• [WHAT TO DO]: Show every line in the records below that contains the word "Code".

• [DATA LINES]:
——————————

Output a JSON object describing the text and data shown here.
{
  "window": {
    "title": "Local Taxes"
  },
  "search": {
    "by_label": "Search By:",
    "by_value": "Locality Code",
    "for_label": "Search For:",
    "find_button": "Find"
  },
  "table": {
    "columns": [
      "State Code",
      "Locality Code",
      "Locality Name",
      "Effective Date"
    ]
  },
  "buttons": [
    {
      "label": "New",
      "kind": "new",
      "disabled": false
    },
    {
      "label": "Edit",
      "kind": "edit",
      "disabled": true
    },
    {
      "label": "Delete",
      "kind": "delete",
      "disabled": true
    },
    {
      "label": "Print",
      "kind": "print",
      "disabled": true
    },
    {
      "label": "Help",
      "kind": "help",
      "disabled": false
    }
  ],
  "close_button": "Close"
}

——————————

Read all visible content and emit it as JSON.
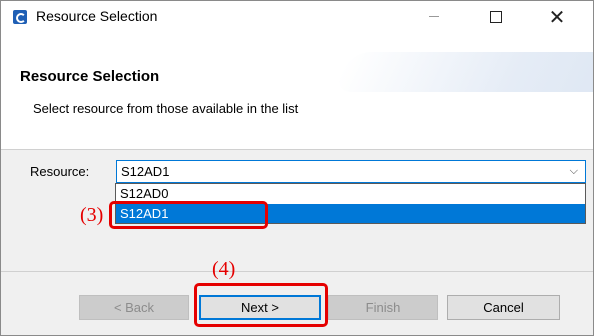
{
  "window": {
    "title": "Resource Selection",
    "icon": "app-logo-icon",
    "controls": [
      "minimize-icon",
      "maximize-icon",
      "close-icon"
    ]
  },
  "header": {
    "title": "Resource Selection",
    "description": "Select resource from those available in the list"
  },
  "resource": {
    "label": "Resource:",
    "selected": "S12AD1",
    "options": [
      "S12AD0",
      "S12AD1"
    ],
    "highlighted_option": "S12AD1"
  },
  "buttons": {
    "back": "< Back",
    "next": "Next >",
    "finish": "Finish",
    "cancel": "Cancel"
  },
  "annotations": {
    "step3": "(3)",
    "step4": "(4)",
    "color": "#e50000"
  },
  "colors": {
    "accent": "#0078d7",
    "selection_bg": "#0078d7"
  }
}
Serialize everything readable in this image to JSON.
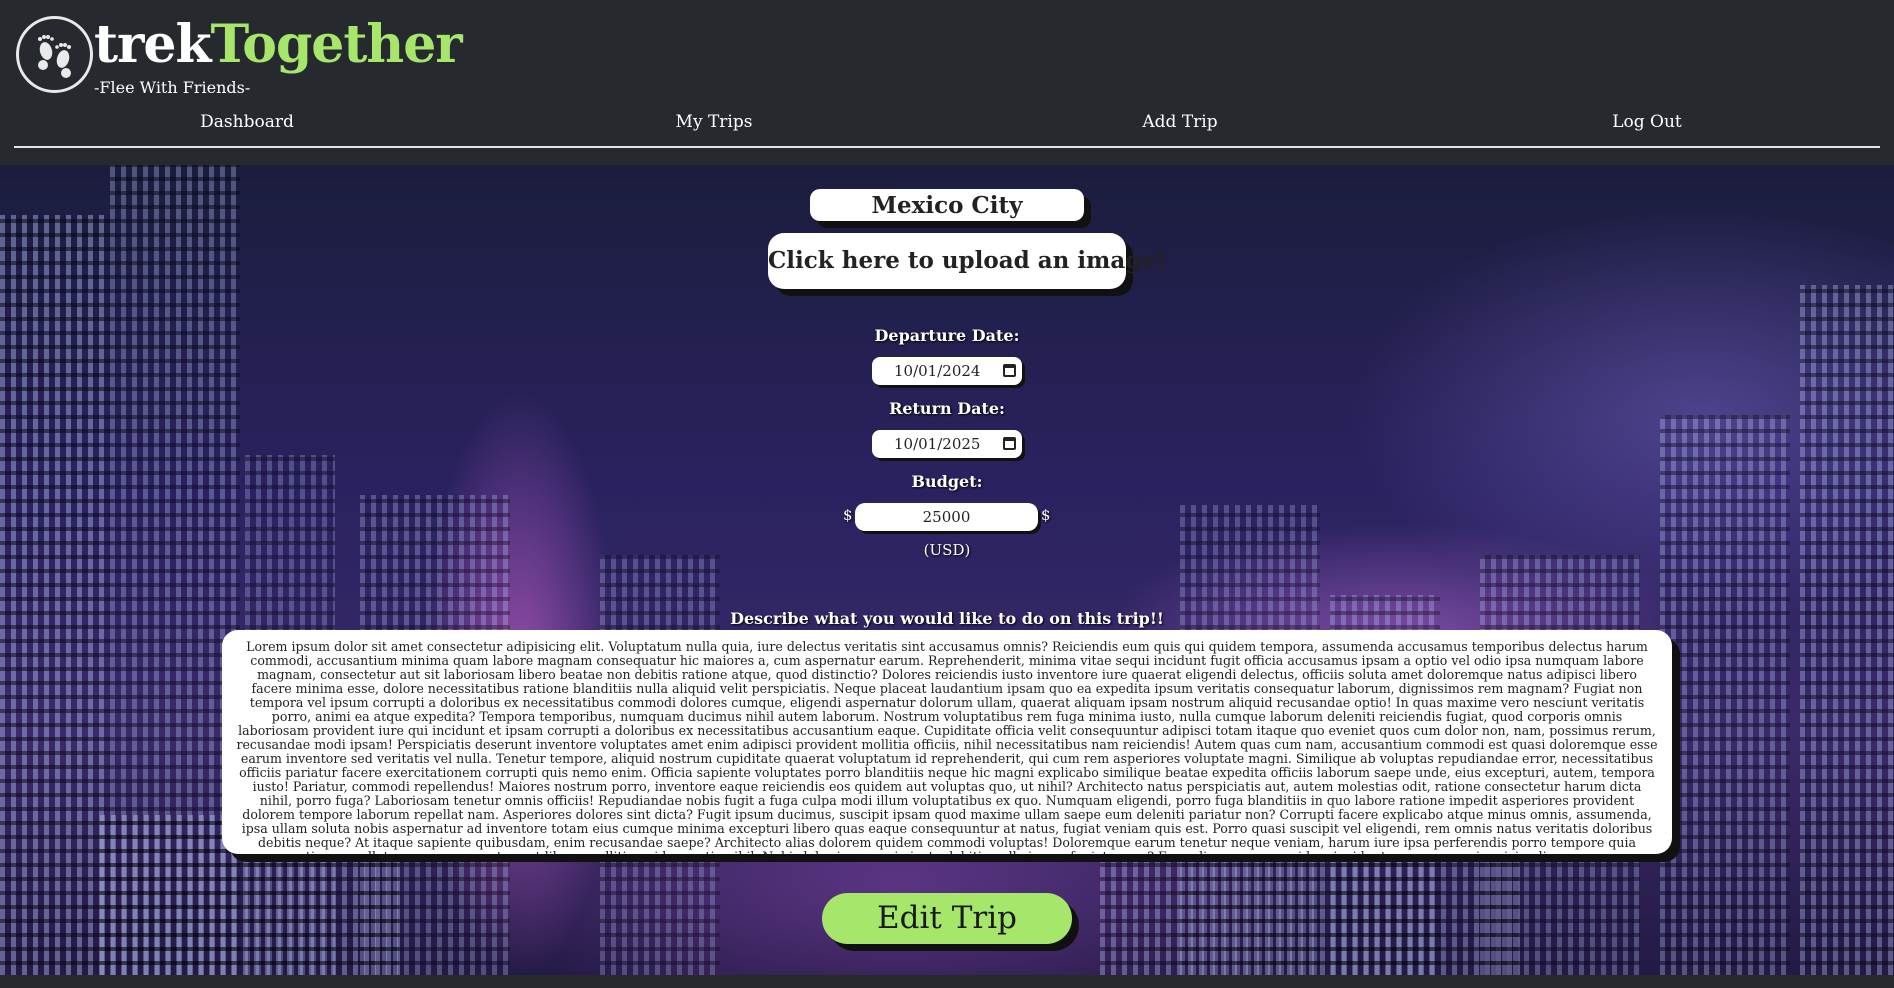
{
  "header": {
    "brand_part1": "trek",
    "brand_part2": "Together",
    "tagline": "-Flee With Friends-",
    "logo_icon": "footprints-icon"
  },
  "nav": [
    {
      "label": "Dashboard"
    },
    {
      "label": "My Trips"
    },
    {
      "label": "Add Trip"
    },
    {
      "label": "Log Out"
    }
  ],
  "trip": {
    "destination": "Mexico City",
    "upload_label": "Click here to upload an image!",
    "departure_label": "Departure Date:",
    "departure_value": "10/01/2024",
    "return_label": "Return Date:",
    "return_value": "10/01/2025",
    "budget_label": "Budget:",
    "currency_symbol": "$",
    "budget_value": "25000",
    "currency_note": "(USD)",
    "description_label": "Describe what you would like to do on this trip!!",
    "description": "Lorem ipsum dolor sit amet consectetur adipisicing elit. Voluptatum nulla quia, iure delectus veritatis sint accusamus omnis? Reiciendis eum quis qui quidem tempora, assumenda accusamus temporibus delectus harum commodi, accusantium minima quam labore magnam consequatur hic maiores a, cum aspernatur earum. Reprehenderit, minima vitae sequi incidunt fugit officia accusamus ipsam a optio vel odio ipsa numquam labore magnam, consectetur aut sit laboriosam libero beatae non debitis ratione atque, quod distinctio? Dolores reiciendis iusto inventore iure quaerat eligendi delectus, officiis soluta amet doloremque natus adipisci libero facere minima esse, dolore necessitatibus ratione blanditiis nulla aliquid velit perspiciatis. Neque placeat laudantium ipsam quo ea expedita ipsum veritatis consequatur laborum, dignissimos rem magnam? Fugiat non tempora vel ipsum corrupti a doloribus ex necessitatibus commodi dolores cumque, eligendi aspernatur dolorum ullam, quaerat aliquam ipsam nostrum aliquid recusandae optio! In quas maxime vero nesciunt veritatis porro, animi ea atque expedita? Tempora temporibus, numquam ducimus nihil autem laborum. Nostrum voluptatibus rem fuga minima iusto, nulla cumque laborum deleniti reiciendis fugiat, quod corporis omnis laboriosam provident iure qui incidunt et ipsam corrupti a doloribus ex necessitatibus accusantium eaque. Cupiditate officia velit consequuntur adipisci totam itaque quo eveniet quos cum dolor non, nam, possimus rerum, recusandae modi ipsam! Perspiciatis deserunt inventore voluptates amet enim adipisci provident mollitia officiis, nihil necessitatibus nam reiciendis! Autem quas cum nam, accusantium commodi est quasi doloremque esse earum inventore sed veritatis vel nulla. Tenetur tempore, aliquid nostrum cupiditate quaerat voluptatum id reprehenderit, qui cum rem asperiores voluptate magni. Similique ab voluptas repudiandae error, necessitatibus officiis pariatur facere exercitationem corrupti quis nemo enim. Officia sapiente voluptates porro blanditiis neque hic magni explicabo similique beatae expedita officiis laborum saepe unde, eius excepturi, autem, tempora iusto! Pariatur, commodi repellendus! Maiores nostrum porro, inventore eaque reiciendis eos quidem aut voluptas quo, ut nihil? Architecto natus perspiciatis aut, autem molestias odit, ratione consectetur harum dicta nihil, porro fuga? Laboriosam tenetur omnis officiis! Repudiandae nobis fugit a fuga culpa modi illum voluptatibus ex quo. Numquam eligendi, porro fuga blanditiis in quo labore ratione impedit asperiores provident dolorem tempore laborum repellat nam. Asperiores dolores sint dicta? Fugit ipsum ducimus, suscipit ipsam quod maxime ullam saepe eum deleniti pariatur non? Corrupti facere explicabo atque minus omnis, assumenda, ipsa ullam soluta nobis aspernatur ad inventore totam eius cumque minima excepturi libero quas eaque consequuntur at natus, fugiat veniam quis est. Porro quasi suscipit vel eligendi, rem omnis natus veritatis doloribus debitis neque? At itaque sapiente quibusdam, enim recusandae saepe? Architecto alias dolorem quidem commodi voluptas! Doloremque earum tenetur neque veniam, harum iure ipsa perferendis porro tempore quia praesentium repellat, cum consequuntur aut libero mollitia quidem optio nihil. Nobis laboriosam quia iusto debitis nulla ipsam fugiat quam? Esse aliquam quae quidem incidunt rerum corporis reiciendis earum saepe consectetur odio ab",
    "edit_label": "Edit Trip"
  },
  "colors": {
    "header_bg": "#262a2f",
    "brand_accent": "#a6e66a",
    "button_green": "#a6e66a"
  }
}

——————————

• [EXERCISE RESPONSE]:
    "by_value": "Locality Code",
      "State Code",
      "Locality Code",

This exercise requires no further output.